### Required work:
Please retype the data in full and exactly; the pictures are not part of the copy.

### Excerpted records:
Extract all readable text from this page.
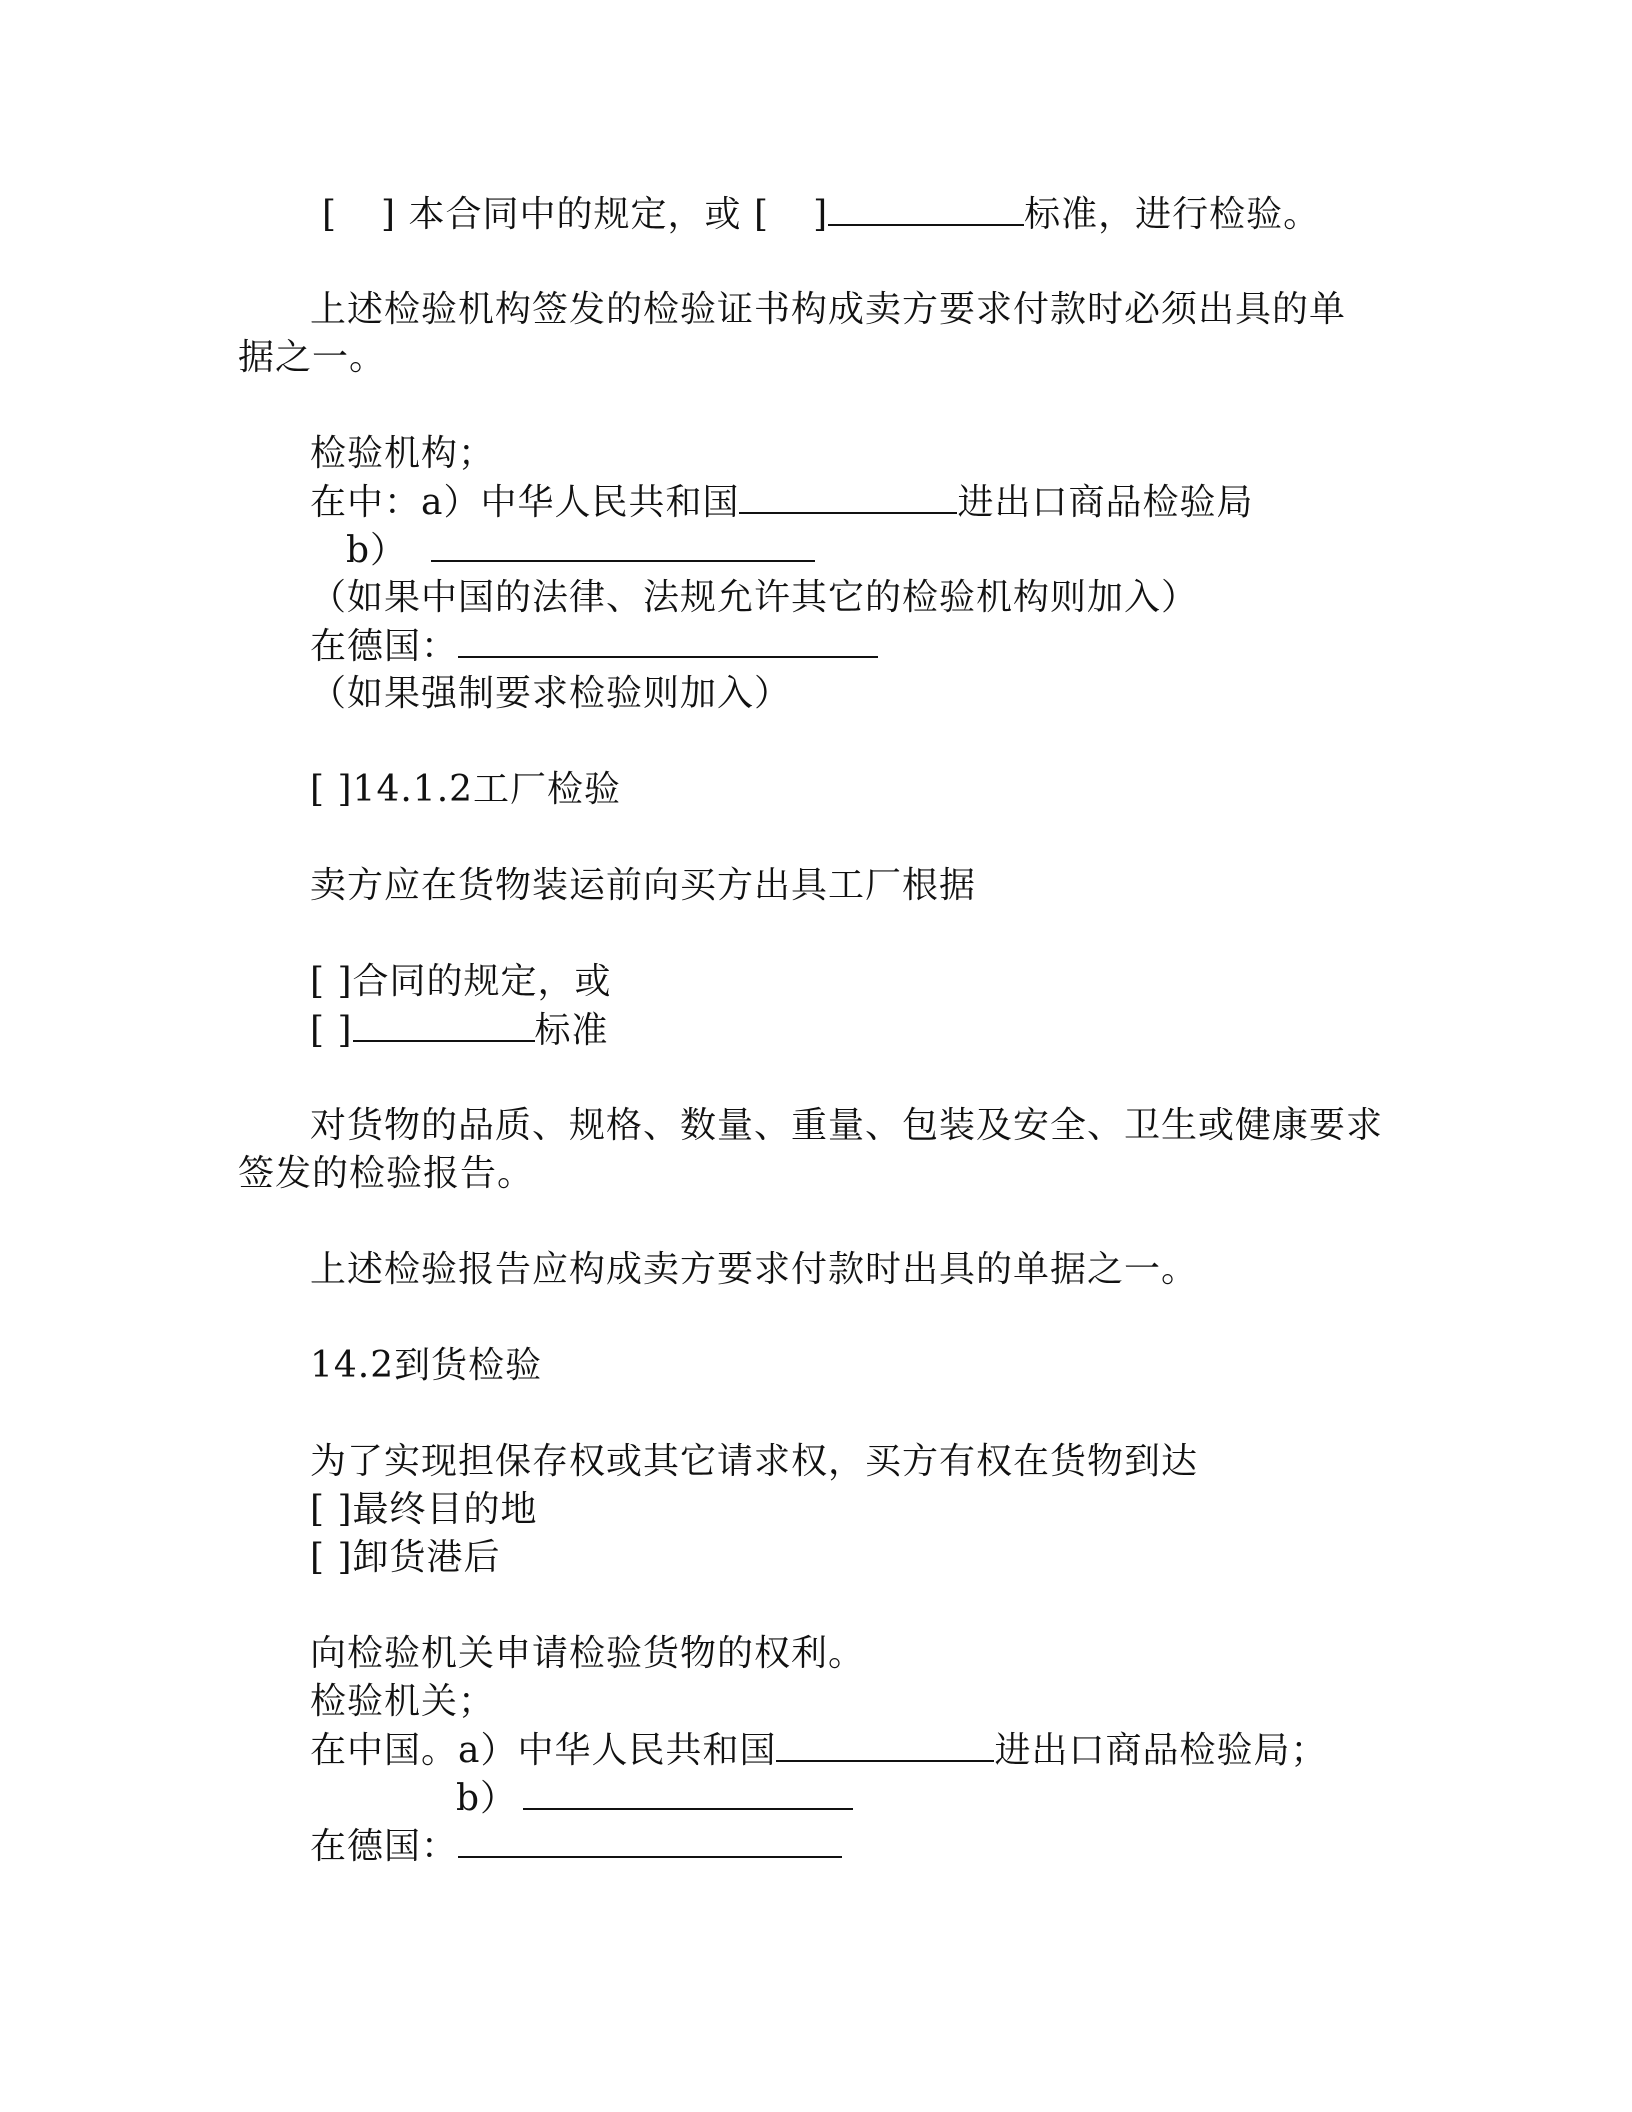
[ ] 本合同中的规定，或 [ ]	标准，进行检验。
上述检验机构签发的检验证书构成卖方要求付款时必须出具的单
据之一。
检验机构；
在中：a）中华人民共和国	进出口商品检验局
b）
（如果中国的法律、法规允许其它的检验机构则加入）
在德国：
（如果强制要求检验则加入）
[ ]14.1.2工厂检验
卖方应在货物装运前向买方出具工厂根据
[ ]合同的规定，或
[ ]	标准
对货物的品质、规格、数量、重量、包装及安全、卫生或健康要求
签发的检验报告。
上述检验报告应构成卖方要求付款时出具的单据之一。
14.2到货检验
为了实现担保存权或其它请求权，买方有权在货物到达
[ ]最终目的地
[ ]卸货港后
向检验机关申请检验货物的权利。
检验机关；
在中国。a）中华人民共和国	进出口商品检验局；
b）
在德国：
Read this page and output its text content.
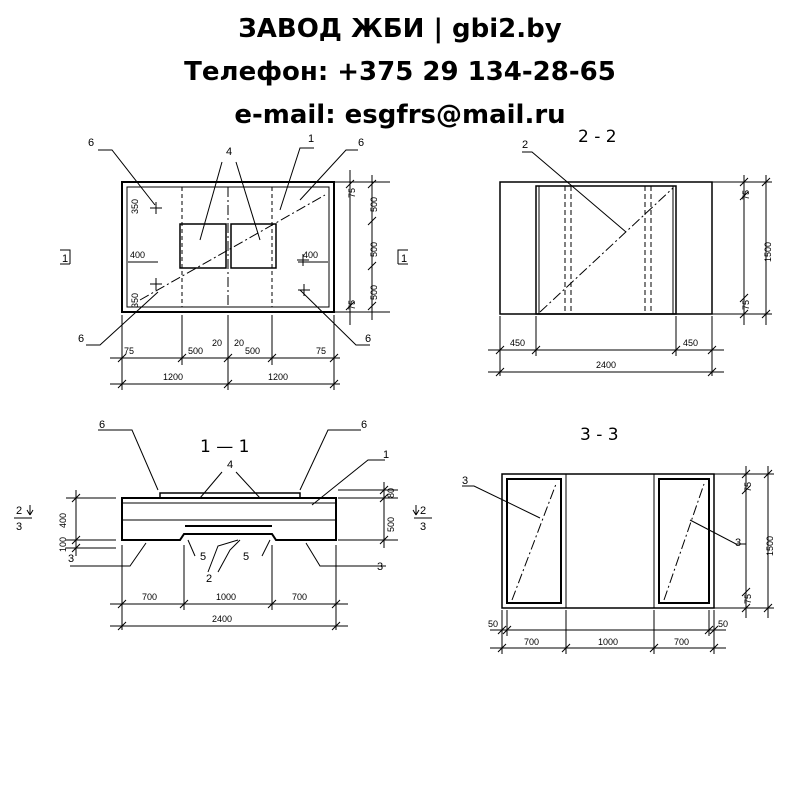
ЗАВОД ЖБИ | gbi2.by
Телефон: +375 29 134-28-65
e-mail: esgfrs@mail.ru
6
4
1	6
6	6
1	1
350
350
400	400
75
500
500
500
75
75	500
20 20
500	75
1200	1200
2 - 2
2
75
1500
75
450	450
2400
1 — 1
6
4
6
1
3	5	5
2
3
2
3
2
3
400
100
80
500
700	1000	700
2400
3 - 3
3
3
75
1500
75
50
700	1000	700
50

### Task answer:
Extract all readable text from this page.
[ ] 本合同中的规定，或 [ ]	标准，进行检验。
上述检验机构签发的检验证书构成卖方要求付款时必须出具的单
据之一。
检验机构；
在中：a）中华人民共和国	进出口商品检验局
b）
（如果中国的法律、法规允许其它的检验机构则加入）
在德国：
（如果强制要求检验则加入）
[ ]14.1.2工厂检验
卖方应在货物装运前向买方出具工厂根据
[ ]合同的规定，或
[ ]	标准
对货物的品质、规格、数量、重量、包装及安全、卫生或健康要求
签发的检验报告。
上述检验报告应构成卖方要求付款时出具的单据之一。
14.2到货检验
为了实现担保存权或其它请求权，买方有权在货物到达
[ ]最终目的地
[ ]卸货港后
向检验机关申请检验货物的权利。
检验机关；
在中国。a）中华人民共和国	进出口商品检验局；
b）
在德国：
Read this page and output its text content.
ЗАВОД ЖБИ | gbi2.by
Телефон: +375 29 134-28-65
e-mail: esgfrs@mail.ru
6
4
1	6
6	6
1	1
350
350
400	400
75
500
500
500
75
75	500
20 20
500	75
1200	1200
2 - 2
2
75
1500
75
450	450
2400
1 — 1
6
4
6
1
3	5	5
2
3
2
3
2
3
400
100
80
500
700	1000	700
2400
3 - 3
3
3
75
1500
75
50
700	1000	700
50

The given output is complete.